— start of Materials provided —

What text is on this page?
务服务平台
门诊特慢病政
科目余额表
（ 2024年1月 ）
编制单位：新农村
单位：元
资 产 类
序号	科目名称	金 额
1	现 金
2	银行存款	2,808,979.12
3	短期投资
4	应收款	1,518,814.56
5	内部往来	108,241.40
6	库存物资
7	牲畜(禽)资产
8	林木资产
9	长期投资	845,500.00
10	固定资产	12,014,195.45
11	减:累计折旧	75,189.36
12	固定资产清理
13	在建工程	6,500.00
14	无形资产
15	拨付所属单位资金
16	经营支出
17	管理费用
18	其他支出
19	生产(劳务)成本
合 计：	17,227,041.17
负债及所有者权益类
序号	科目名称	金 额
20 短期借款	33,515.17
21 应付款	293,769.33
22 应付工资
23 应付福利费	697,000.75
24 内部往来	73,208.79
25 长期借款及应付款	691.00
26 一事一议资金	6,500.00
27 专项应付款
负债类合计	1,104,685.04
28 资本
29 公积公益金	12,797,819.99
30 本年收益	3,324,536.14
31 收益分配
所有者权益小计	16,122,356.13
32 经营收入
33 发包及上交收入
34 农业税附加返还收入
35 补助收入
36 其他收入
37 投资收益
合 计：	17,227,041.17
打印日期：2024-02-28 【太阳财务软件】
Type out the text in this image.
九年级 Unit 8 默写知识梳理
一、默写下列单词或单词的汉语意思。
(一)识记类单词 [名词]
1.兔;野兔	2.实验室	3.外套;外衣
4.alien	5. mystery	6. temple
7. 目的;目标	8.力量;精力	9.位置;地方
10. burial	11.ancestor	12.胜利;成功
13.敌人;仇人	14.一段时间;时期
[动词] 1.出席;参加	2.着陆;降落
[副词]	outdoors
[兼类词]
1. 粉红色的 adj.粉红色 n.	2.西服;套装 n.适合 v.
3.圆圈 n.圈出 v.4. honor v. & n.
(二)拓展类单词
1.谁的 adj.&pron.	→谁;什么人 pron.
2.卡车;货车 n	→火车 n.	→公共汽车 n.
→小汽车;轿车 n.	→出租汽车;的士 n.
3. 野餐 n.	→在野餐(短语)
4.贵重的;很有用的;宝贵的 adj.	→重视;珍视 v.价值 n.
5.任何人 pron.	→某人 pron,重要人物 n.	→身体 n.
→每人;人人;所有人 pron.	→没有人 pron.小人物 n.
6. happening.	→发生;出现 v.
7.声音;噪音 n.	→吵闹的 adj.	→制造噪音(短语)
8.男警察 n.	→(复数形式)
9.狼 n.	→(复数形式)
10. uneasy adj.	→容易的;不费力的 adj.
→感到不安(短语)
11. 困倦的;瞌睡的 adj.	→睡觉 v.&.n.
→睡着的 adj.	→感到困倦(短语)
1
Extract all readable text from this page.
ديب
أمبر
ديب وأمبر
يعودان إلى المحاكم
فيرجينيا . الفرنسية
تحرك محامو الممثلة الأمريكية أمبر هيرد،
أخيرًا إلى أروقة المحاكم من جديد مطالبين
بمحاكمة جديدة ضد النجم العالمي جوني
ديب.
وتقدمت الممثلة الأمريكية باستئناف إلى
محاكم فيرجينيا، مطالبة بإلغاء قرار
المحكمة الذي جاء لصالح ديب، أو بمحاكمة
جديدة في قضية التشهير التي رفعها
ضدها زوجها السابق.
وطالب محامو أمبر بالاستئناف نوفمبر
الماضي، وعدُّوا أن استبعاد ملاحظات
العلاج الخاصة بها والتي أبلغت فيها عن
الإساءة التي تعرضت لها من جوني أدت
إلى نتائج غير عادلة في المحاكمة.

— end of Materials provided —

Check each line of the records above for "بمحاكمة", and copy those that have it.

• **Final result**:
بمحاكمة جديدة ضد النجم العالمي جوني
المحكمة الذي جاء لصالح ديب، أو بمحاكمة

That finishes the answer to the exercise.